Data entries for graphics:
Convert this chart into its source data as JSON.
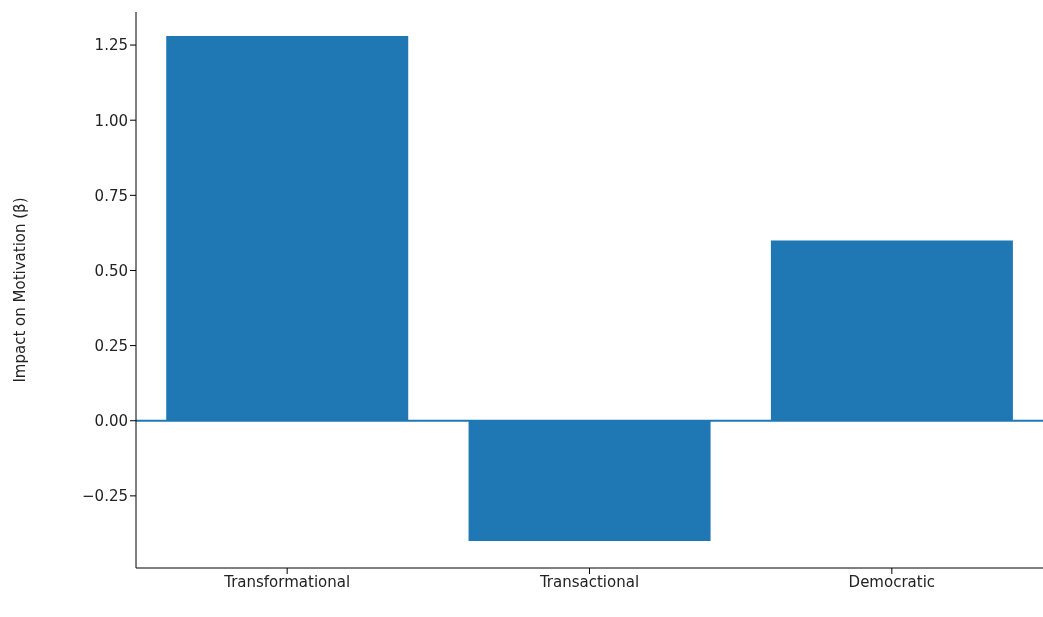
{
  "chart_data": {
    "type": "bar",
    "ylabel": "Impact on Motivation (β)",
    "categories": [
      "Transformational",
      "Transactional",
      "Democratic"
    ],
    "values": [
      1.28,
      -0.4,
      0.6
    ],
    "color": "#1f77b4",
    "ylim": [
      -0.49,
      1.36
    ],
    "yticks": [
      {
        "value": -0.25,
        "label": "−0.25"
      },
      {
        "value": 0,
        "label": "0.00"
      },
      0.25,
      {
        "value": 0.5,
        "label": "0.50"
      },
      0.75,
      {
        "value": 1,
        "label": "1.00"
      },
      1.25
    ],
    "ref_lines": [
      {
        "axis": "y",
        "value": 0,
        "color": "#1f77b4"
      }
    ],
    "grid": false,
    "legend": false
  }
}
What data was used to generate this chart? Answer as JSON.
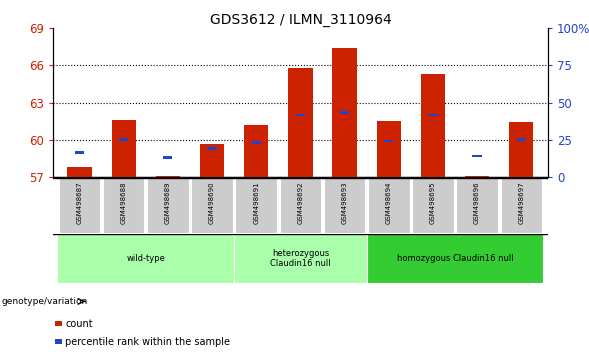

* * *

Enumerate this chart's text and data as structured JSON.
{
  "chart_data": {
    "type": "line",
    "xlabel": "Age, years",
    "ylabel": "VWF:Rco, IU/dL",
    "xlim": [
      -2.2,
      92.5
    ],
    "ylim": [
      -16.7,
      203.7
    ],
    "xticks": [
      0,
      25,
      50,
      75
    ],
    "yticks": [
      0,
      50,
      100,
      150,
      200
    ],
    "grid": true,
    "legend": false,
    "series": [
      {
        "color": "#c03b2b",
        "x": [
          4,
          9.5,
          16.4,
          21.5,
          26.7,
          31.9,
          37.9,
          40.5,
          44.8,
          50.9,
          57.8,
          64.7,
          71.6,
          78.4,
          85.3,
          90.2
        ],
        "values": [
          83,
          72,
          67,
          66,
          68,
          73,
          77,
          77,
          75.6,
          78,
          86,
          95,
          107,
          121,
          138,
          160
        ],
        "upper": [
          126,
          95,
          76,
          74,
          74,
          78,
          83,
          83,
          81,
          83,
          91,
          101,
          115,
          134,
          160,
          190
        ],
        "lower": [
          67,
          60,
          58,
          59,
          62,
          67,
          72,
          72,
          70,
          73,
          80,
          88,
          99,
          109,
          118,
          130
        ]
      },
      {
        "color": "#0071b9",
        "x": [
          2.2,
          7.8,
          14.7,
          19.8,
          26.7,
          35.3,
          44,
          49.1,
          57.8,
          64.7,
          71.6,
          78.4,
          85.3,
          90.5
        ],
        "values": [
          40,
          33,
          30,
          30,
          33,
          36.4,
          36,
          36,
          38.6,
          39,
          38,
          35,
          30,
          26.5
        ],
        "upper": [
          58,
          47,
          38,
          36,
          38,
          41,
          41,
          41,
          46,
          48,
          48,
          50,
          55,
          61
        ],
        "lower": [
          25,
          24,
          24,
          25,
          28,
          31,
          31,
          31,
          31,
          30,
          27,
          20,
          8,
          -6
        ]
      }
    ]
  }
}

# [WHAT IS EXPECTED]
Using the data above, extract exactly the lines from the one containing "Convert this chart" through the one containing "What data was". Pictures are left out.

# [COMPLETE RESPONSE]
Convert this chart into its source data as JSON.
{
  "chart_data": {
    "type": "bar",
    "ylabel": "Impact on Motivation (β)",
    "categories": [
      "Transformational",
      "Transactional",
      "Democratic"
    ],
    "values": [
      1.28,
      -0.4,
      0.6
    ],
    "color": "#1f77b4",
    "ylim": [
      -0.49,
      1.36
    ],
    "yticks": [
      {
        "value": -0.25,
        "label": "−0.25"
      },
      {
        "value": 0,
        "label": "0.00"
      },
      0.25,
      {
        "value": 0.5,
        "label": "0.50"
      },
      0.75,
      {
        "value": 1,
        "label": "1.00"
      },
      1.25
    ],
    "ref_lines": [
      {
        "axis": "y",
        "value": 0,
        "color": "#1f77b4"
      }
    ],
    "grid": false,
    "legend": false
  }
}
What data was used to generate this chart? Answer as JSON.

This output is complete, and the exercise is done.